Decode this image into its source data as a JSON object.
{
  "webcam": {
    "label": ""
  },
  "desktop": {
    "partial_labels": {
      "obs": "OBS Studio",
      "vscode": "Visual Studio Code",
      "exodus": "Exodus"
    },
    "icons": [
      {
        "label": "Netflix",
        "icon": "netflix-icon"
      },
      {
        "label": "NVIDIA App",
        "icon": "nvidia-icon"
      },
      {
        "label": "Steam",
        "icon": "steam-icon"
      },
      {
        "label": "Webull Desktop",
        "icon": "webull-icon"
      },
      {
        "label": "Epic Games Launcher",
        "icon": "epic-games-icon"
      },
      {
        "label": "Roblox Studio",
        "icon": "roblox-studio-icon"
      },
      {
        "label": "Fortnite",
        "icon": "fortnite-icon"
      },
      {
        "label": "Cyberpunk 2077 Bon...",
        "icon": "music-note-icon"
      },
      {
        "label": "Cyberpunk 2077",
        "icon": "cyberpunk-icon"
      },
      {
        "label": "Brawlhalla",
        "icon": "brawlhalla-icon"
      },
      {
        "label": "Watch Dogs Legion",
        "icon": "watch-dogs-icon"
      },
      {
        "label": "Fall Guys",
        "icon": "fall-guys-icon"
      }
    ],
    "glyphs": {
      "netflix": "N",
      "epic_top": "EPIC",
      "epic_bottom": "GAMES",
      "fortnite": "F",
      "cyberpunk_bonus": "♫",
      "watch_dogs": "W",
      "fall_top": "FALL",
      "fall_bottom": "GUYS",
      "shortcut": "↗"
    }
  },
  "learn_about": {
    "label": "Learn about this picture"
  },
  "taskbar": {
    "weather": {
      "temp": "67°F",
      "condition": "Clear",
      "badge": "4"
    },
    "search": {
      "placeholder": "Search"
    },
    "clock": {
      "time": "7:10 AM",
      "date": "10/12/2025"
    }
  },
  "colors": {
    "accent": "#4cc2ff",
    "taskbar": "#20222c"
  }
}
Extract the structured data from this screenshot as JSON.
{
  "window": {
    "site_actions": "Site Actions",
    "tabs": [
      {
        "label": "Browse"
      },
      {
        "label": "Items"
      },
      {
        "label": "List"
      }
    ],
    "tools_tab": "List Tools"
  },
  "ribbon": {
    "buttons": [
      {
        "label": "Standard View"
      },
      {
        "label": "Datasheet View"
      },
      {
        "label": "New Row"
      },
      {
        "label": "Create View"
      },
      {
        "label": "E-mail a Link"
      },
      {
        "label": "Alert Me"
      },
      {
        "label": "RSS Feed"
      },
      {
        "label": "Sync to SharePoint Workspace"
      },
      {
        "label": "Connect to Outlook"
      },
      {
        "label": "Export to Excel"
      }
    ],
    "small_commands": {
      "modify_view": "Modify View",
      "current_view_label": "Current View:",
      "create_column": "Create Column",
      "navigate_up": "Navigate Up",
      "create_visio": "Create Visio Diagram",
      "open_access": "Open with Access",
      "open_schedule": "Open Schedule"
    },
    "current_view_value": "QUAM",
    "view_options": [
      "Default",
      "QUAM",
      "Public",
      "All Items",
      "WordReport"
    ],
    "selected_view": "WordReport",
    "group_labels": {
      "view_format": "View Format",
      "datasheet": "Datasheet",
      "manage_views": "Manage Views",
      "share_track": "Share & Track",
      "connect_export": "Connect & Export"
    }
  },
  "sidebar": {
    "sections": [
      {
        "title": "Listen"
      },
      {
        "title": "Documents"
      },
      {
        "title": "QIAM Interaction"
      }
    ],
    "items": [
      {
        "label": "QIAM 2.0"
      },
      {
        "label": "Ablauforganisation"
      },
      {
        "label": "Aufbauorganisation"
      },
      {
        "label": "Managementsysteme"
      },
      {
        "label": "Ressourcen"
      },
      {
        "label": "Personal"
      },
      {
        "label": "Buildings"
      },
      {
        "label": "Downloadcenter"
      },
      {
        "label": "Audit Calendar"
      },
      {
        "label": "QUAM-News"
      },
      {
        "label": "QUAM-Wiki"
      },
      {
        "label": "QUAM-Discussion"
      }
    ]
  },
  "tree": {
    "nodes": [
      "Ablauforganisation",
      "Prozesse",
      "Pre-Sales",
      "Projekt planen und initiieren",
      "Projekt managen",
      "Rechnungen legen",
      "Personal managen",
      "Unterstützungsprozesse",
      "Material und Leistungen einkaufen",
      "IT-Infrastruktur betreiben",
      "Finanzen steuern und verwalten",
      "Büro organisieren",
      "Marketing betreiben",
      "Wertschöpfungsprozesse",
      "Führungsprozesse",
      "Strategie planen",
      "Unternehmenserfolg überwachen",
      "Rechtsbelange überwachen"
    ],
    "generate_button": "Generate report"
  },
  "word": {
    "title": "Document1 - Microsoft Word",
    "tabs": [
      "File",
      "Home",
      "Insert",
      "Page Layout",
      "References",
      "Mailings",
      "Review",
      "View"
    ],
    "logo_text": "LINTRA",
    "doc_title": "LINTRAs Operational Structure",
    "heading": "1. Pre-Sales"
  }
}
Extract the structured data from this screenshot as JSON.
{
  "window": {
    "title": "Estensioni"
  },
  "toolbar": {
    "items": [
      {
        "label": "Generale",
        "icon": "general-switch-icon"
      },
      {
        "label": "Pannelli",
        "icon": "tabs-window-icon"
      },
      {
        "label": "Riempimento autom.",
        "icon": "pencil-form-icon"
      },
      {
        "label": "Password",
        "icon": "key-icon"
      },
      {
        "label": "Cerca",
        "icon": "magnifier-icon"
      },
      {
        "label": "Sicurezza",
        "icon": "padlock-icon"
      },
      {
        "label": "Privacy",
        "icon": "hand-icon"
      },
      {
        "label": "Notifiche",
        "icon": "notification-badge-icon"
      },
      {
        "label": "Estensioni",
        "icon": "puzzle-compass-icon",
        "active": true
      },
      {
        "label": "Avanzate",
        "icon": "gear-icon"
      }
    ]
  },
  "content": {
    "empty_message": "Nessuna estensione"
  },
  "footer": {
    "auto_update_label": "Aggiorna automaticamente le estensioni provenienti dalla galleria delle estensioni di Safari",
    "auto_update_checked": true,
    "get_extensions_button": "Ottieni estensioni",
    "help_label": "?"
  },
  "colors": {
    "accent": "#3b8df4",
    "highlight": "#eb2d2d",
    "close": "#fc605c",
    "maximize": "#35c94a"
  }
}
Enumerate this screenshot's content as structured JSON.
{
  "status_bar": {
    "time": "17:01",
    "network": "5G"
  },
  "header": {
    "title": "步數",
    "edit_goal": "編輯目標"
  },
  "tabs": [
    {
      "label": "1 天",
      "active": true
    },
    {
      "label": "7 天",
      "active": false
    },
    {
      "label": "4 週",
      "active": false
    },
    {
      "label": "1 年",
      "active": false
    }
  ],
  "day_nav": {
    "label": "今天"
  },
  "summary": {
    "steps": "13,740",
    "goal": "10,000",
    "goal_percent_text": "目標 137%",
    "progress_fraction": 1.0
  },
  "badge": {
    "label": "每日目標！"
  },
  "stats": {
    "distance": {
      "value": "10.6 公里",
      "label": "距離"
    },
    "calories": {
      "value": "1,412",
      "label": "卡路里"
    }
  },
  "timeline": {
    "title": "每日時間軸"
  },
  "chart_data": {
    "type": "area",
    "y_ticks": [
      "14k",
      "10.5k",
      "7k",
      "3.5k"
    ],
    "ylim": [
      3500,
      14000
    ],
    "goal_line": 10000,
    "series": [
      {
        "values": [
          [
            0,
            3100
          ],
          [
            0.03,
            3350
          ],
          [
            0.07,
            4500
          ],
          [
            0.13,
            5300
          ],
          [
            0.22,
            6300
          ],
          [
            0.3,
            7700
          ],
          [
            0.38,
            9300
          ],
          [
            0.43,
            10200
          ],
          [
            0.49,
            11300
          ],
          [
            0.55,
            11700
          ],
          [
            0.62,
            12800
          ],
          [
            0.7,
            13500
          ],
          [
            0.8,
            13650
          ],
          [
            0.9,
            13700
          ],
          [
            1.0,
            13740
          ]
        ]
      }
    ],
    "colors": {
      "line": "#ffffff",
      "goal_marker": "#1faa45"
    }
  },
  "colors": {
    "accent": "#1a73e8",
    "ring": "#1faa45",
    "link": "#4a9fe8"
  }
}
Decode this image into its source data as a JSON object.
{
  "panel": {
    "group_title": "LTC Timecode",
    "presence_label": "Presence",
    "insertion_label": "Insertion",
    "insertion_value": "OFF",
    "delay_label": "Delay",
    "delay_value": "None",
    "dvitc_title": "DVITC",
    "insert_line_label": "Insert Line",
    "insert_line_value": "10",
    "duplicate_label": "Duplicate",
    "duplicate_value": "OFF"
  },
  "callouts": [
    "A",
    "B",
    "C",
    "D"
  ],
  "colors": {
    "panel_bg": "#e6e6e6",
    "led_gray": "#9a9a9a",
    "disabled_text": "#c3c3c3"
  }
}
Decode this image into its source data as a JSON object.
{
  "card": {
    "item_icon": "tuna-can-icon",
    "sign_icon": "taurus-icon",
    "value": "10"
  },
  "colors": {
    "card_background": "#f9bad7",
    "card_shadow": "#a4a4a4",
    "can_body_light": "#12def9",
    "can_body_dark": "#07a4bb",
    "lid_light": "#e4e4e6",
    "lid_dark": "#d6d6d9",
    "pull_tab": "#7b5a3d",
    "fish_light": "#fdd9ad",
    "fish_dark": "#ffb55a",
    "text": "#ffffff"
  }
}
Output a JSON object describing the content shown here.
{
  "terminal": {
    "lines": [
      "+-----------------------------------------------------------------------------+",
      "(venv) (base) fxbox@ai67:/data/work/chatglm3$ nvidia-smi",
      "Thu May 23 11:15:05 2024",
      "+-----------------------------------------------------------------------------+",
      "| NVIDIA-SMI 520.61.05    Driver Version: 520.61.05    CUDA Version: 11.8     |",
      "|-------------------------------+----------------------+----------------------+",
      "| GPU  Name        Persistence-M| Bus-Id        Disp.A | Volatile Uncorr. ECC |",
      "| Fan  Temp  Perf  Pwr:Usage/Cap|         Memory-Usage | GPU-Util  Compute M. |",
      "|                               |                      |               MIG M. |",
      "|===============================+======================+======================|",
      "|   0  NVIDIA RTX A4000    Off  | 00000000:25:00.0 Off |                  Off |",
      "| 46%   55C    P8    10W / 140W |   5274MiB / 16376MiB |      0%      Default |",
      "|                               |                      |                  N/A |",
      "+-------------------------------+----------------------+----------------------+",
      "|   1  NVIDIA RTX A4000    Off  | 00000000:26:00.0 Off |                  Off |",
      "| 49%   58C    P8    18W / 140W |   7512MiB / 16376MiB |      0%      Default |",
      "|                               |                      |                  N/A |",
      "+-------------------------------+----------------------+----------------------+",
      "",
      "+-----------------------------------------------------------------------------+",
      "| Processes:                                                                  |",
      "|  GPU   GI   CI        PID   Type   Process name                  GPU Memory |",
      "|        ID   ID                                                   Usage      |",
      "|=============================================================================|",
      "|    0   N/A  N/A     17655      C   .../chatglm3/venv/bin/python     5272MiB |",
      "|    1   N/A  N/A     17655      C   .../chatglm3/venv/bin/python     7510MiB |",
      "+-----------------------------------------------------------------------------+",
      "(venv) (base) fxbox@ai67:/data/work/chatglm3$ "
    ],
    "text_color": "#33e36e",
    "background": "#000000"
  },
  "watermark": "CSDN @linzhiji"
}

+-------+

_What the task requires:_ Scan the lines for the string "Ablauforganisation". Pick out every line that has it.

_Solution:_
        "label": "Ablauforganisation"
      "Ablauforganisation",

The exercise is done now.